• _Task description_:
Look below and pull out each line with the word "onscreen".
-- start of Material provided --
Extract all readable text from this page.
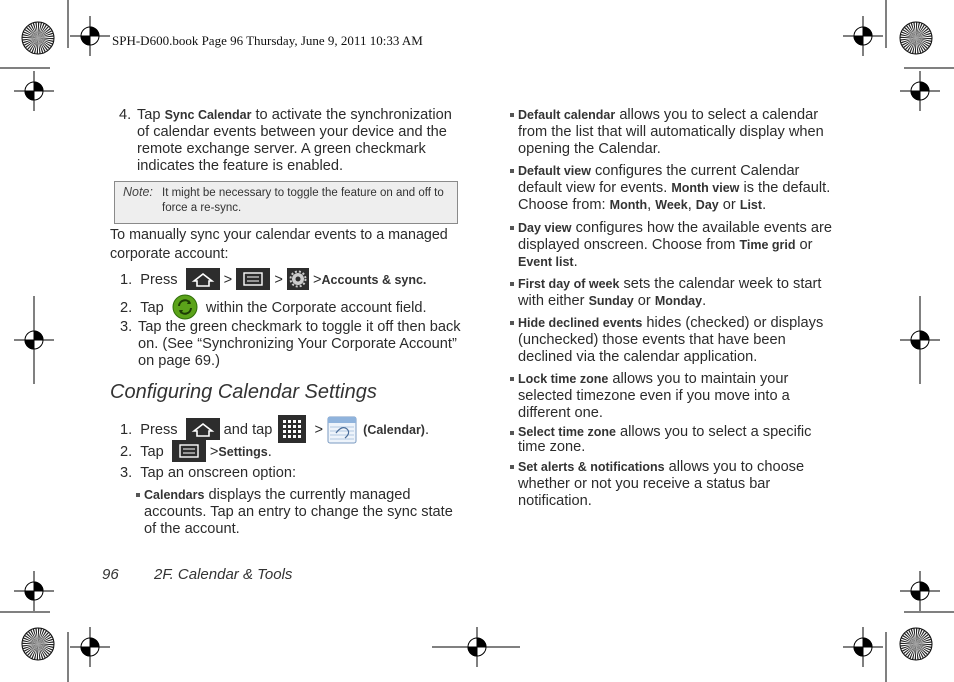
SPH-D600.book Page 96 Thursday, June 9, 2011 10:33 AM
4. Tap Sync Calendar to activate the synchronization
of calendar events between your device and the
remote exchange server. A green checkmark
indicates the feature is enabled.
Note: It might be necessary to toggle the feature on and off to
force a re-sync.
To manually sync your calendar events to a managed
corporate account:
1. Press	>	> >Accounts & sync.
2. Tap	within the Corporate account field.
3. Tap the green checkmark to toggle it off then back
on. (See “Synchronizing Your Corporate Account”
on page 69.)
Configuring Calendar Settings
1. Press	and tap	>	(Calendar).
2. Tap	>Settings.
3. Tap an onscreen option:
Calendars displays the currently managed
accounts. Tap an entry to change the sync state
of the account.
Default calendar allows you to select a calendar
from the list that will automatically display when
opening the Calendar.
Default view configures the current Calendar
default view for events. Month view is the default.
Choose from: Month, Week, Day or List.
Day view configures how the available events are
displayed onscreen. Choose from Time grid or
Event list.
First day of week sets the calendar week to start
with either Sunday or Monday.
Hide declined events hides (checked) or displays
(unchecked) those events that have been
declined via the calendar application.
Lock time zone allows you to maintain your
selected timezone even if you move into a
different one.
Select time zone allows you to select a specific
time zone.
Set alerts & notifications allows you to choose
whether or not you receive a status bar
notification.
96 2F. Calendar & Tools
-- end of Material provided --
• _Result for this task_:
3. Tap an onscreen option:
displayed onscreen. Choose from Time grid or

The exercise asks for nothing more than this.